**To be done:** Transcribe the material in full. Nothing should differ except that the pictures are left out.

** Start of Stored data **

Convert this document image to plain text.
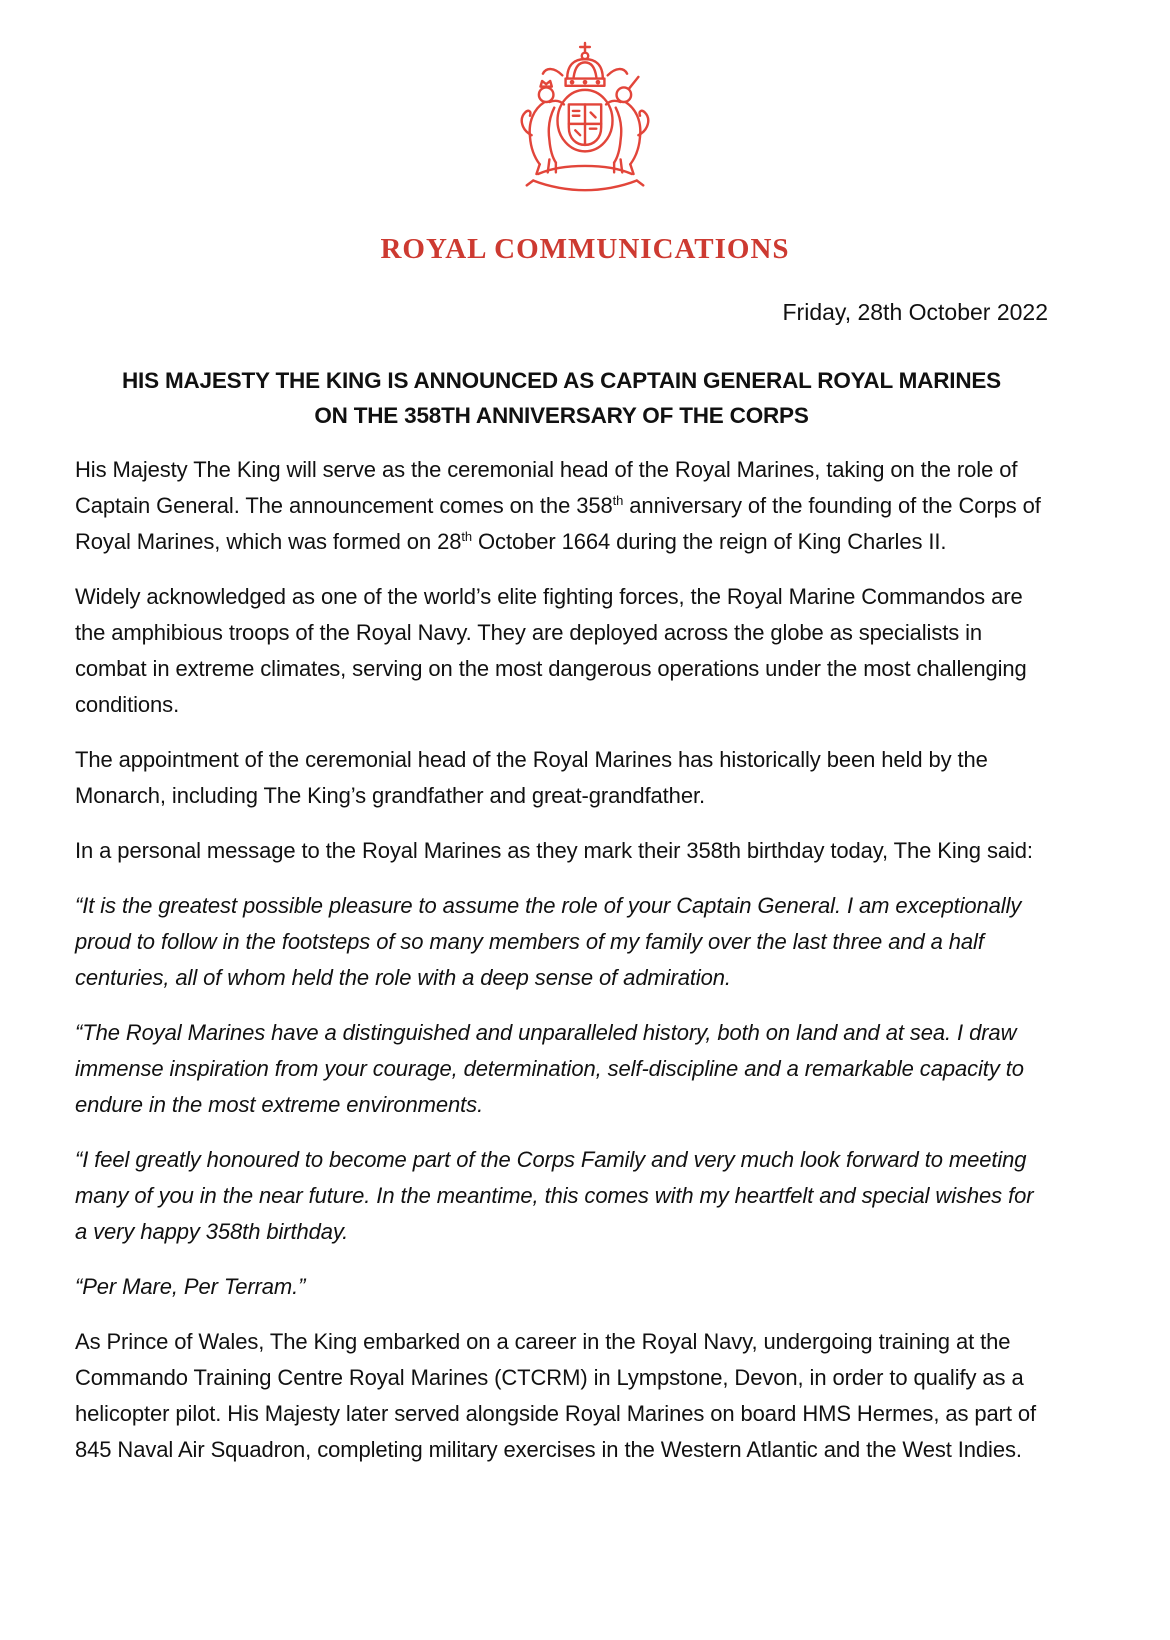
ROYAL COMMUNICATIONS
Friday, 28th October 2022
HIS MAJESTY THE KING IS ANNOUNCED AS CAPTAIN GENERAL ROYAL MARINES
ON THE 358TH ANNIVERSARY OF THE CORPS

His Majesty The King will serve as the ceremonial head of the Royal Marines, taking on the role of Captain General. The announcement comes on the 358th anniversary of the founding of the Corps of Royal Marines, which was formed on 28th October 1664 during the reign of King Charles II.

Widely acknowledged as one of the world’s elite fighting forces, the Royal Marine Commandos are the amphibious troops of the Royal Navy. They are deployed across the globe as specialists in combat in extreme climates, serving on the most dangerous operations under the most challenging conditions.

The appointment of the ceremonial head of the Royal Marines has historically been held by the Monarch, including The King’s grandfather and great-grandfather.

In a personal message to the Royal Marines as they mark their 358th birthday today, The King said:

“It is the greatest possible pleasure to assume the role of your Captain General. I am exceptionally proud to follow in the footsteps of so many members of my family over the last three and a half centuries, all of whom held the role with a deep sense of admiration.

“The Royal Marines have a distinguished and unparalleled history, both on land and at sea. I draw immense inspiration from your courage, determination, self-discipline and a remarkable capacity to endure in the most extreme environments.

“I feel greatly honoured to become part of the Corps Family and very much look forward to meeting many of you in the near future. In the meantime, this comes with my heartfelt and special wishes for a very happy 358th birthday.

“Per Mare, Per Terram.”

As Prince of Wales, The King embarked on a career in the Royal Navy, undergoing training at the Commando Training Centre Royal Marines (CTCRM) in Lympstone, Devon, in order to qualify as a helicopter pilot. His Majesty later served alongside Royal Marines on board HMS Hermes, as part of 845 Naval Air Squadron, completing military exercises in the Western Atlantic and the West Indies.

** End of Stored data **

**Answer to the task:**
Convert this document image to plain text.
ROYAL COMMUNICATIONS
Friday, 28th October 2022
HIS MAJESTY THE KING IS ANNOUNCED AS CAPTAIN GENERAL ROYAL MARINES
ON THE 358TH ANNIVERSARY OF THE CORPS

His Majesty The King will serve as the ceremonial head of the Royal Marines, taking on the role of Captain General. The announcement comes on the 358th anniversary of the founding of the Corps of Royal Marines, which was formed on 28th October 1664 during the reign of King Charles II.

Widely acknowledged as one of the world’s elite fighting forces, the Royal Marine Commandos are the amphibious troops of the Royal Navy. They are deployed across the globe as specialists in combat in extreme climates, serving on the most dangerous operations under the most challenging conditions.

The appointment of the ceremonial head of the Royal Marines has historically been held by the Monarch, including The King’s grandfather and great-grandfather.

In a personal message to the Royal Marines as they mark their 358th birthday today, The King said:

“It is the greatest possible pleasure to assume the role of your Captain General. I am exceptionally proud to follow in the footsteps of so many members of my family over the last three and a half centuries, all of whom held the role with a deep sense of admiration.

“The Royal Marines have a distinguished and unparalleled history, both on land and at sea. I draw immense inspiration from your courage, determination, self-discipline and a remarkable capacity to endure in the most extreme environments.

“I feel greatly honoured to become part of the Corps Family and very much look forward to meeting many of you in the near future. In the meantime, this comes with my heartfelt and special wishes for a very happy 358th birthday.

“Per Mare, Per Terram.”

As Prince of Wales, The King embarked on a career in the Royal Navy, undergoing training at the Commando Training Centre Royal Marines (CTCRM) in Lympstone, Devon, in order to qualify as a helicopter pilot. His Majesty later served alongside Royal Marines on board HMS Hermes, as part of 845 Naval Air Squadron, completing military exercises in the Western Atlantic and the West Indies.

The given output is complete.